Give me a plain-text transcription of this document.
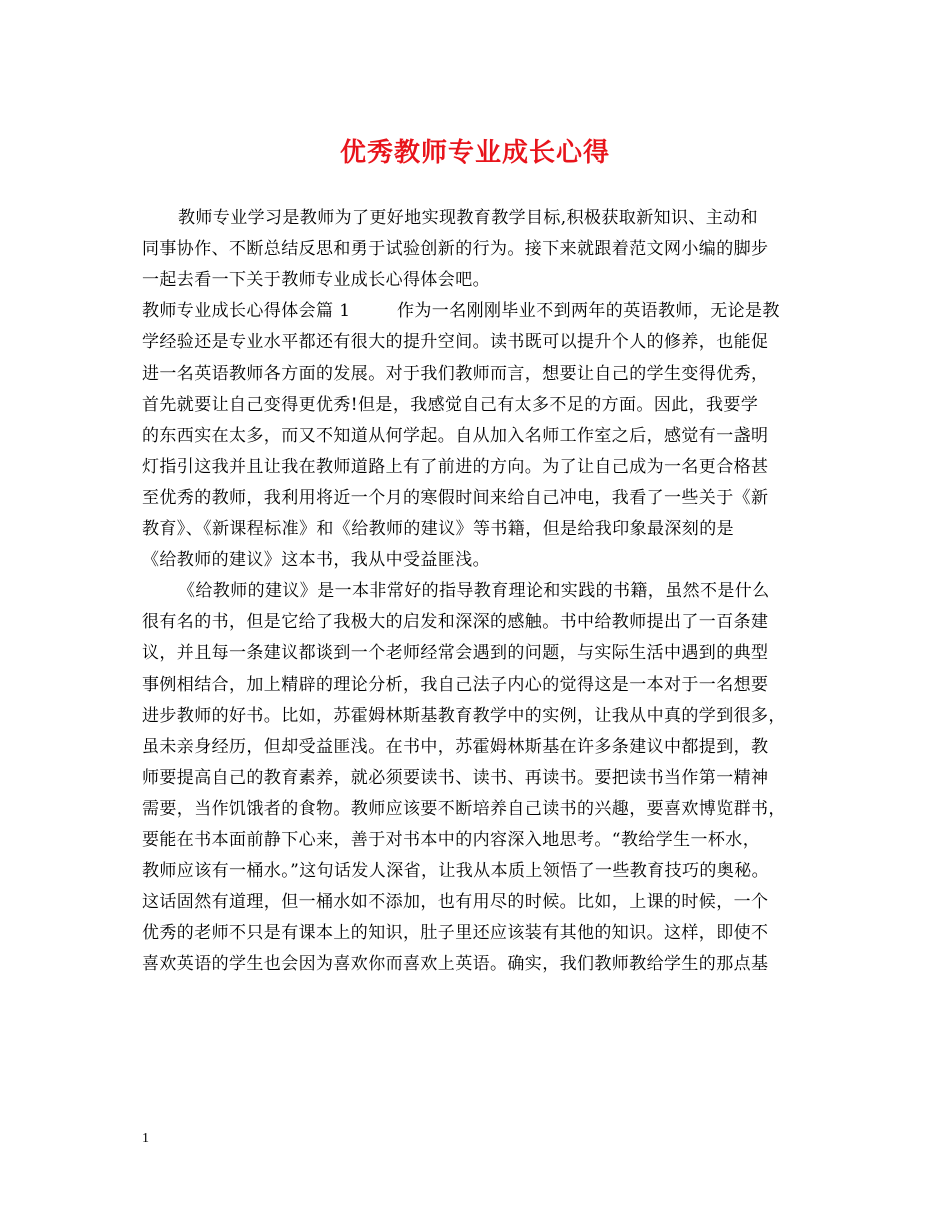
优秀教师专业成长心得
教师专业学习是教师为了更好地实现教育教学目标,积极获取新知识、主动和
同事协作、不断总结反思和勇于试验创新的行为。接下来就跟着范文网小编的脚步
一起去看一下关于教师专业成长心得体会吧。
教师专业成长心得体会篇 1	作为一名刚刚毕业不到两年的英语教师，无论是教
学经验还是专业水平都还有很大的提升空间。读书既可以提升个人的修养，也能促
进一名英语教师各方面的发展。对于我们教师而言，想要让自己的学生变得优秀，
首先就要让自己变得更优秀!但是，我感觉自己有太多不足的方面。因此，我要学
的东西实在太多，而又不知道从何学起。自从加入名师工作室之后，感觉有一盏明
灯指引这我并且让我在教师道路上有了前进的方向。为了让自己成为一名更合格甚
至优秀的教师，我利用将近一个月的寒假时间来给自己冲电，我看了一些关于《新
教育》、《新课程标准》和《给教师的建议》等书籍，但是给我印象最深刻的是
《给教师的建议》这本书，我从中受益匪浅。
《给教师的建议》是一本非常好的指导教育理论和实践的书籍，虽然不是什么
很有名的书，但是它给了我极大的启发和深深的感触。书中给教师提出了一百条建
议，并且每一条建议都谈到一个老师经常会遇到的问题，与实际生活中遇到的典型
事例相结合，加上精辟的理论分析，我自己法子内心的觉得这是一本对于一名想要
进步教师的好书。比如，苏霍姆林斯基教育教学中的实例，让我从中真的学到很多，
虽未亲身经历，但却受益匪浅。在书中，苏霍姆林斯基在许多条建议中都提到，教
师要提高自己的教育素养，就必须要读书、读书、再读书。要把读书当作第一精神
需要，当作饥饿者的食物。教师应该要不断培养自己读书的兴趣，要喜欢博览群书，
要能在书本面前静下心来，善于对书本中的内容深入地思考。“教给学生一杯水，
教师应该有一桶水。”这句话发人深省，让我从本质上领悟了一些教育技巧的奥秘。
这话固然有道理，但一桶水如不添加，也有用尽的时候。比如，上课的时候，一个
优秀的老师不只是有课本上的知识，肚子里还应该装有其他的知识。这样，即使不
喜欢英语的学生也会因为喜欢你而喜欢上英语。确实，我们教师教给学生的那点基
1
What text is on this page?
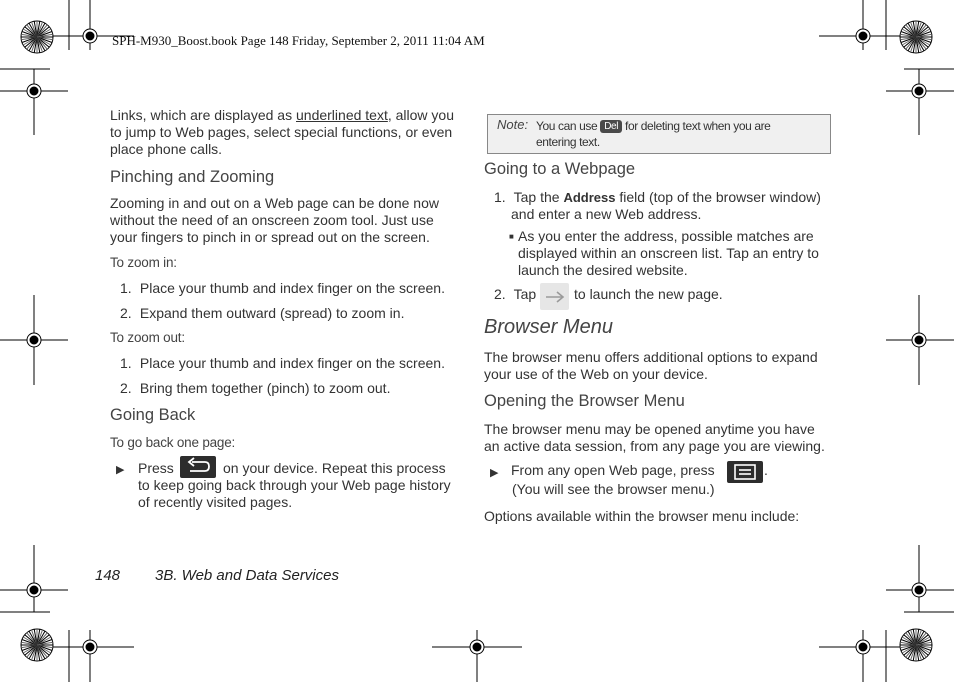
SPH-M930_Boost.book Page 148 Friday, September 2, 2011 11:04 AM
Links, which are displayed as underlined text, allow you
to jump to Web pages, select special functions, or even
place phone calls.
Pinching and Zooming
Zooming in and out on a Web page can be done now
without the need of an onscreen zoom tool. Just use
your fingers to pinch in or spread out on the screen.
To zoom in:
1. Place your thumb and index finger on the screen.
2. Expand them outward (spread) to zoom in.
To zoom out:
1. Place your thumb and index finger on the screen.
2. Bring them together (pinch) to zoom out.
Going Back
To go back one page:
▶ Press	on your device. Repeat this process
to keep going back through your Web page history
of recently visited pages.
Note: You can use Del for deleting text when you are
entering text.
Going to a Webpage
1. Tap the Address field (top of the browser window)
and enter a new Web address.
■ As you enter the address, possible matches are
displayed within an onscreen list. Tap an entry to
launch the desired website.
2. Tap	to launch the new page.
Browser Menu
The browser menu offers additional options to expand
your use of the Web on your device.
Opening the Browser Menu
The browser menu may be opened anytime you have
an active data session, from any page you are viewing.
▶ From any open Web page, press	.
(You will see the browser menu.)
Options available within the browser menu include:
148 3B. Web and Data Services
···
→ **Task directions**
Output all of the data exactly as it stands, minus any images.

→ **Result for this exercise**
Give me a plain-text transcription of this document.
优秀教师专业成长心得
教师专业学习是教师为了更好地实现教育教学目标,积极获取新知识、主动和
同事协作、不断总结反思和勇于试验创新的行为。接下来就跟着范文网小编的脚步
一起去看一下关于教师专业成长心得体会吧。
教师专业成长心得体会篇 1	作为一名刚刚毕业不到两年的英语教师，无论是教
学经验还是专业水平都还有很大的提升空间。读书既可以提升个人的修养，也能促
进一名英语教师各方面的发展。对于我们教师而言，想要让自己的学生变得优秀，
首先就要让自己变得更优秀!但是，我感觉自己有太多不足的方面。因此，我要学
的东西实在太多，而又不知道从何学起。自从加入名师工作室之后，感觉有一盏明
灯指引这我并且让我在教师道路上有了前进的方向。为了让自己成为一名更合格甚
至优秀的教师，我利用将近一个月的寒假时间来给自己冲电，我看了一些关于《新
教育》、《新课程标准》和《给教师的建议》等书籍，但是给我印象最深刻的是
《给教师的建议》这本书，我从中受益匪浅。
《给教师的建议》是一本非常好的指导教育理论和实践的书籍，虽然不是什么
很有名的书，但是它给了我极大的启发和深深的感触。书中给教师提出了一百条建
议，并且每一条建议都谈到一个老师经常会遇到的问题，与实际生活中遇到的典型
事例相结合，加上精辟的理论分析，我自己法子内心的觉得这是一本对于一名想要
进步教师的好书。比如，苏霍姆林斯基教育教学中的实例，让我从中真的学到很多，
虽未亲身经历，但却受益匪浅。在书中，苏霍姆林斯基在许多条建议中都提到，教
师要提高自己的教育素养，就必须要读书、读书、再读书。要把读书当作第一精神
需要，当作饥饿者的食物。教师应该要不断培养自己读书的兴趣，要喜欢博览群书，
要能在书本面前静下心来，善于对书本中的内容深入地思考。“教给学生一杯水，
教师应该有一桶水。”这句话发人深省，让我从本质上领悟了一些教育技巧的奥秘。
这话固然有道理，但一桶水如不添加，也有用尽的时候。比如，上课的时候，一个
优秀的老师不只是有课本上的知识，肚子里还应该装有其他的知识。这样，即使不
喜欢英语的学生也会因为喜欢你而喜欢上英语。确实，我们教师教给学生的那点基
1
What text is on this page?
SPH-M930_Boost.book Page 148 Friday, September 2, 2011 11:04 AM
Links, which are displayed as underlined text, allow you
to jump to Web pages, select special functions, or even
place phone calls.
Pinching and Zooming
Zooming in and out on a Web page can be done now
without the need of an onscreen zoom tool. Just use
your fingers to pinch in or spread out on the screen.
To zoom in:
1. Place your thumb and index finger on the screen.
2. Expand them outward (spread) to zoom in.
To zoom out:
1. Place your thumb and index finger on the screen.
2. Bring them together (pinch) to zoom out.
Going Back
To go back one page:
▶ Press	on your device. Repeat this process
to keep going back through your Web page history
of recently visited pages.
Note: You can use Del for deleting text when you are
entering text.
Going to a Webpage
1. Tap the Address field (top of the browser window)
and enter a new Web address.
■ As you enter the address, possible matches are
displayed within an onscreen list. Tap an entry to
launch the desired website.
2. Tap	to launch the new page.
Browser Menu
The browser menu offers additional options to expand
your use of the Web on your device.
Opening the Browser Menu
The browser menu may be opened anytime you have
an active data session, from any page you are viewing.
▶ From any open Web page, press	.
(You will see the browser menu.)
Options available within the browser menu include:
148 3B. Web and Data Services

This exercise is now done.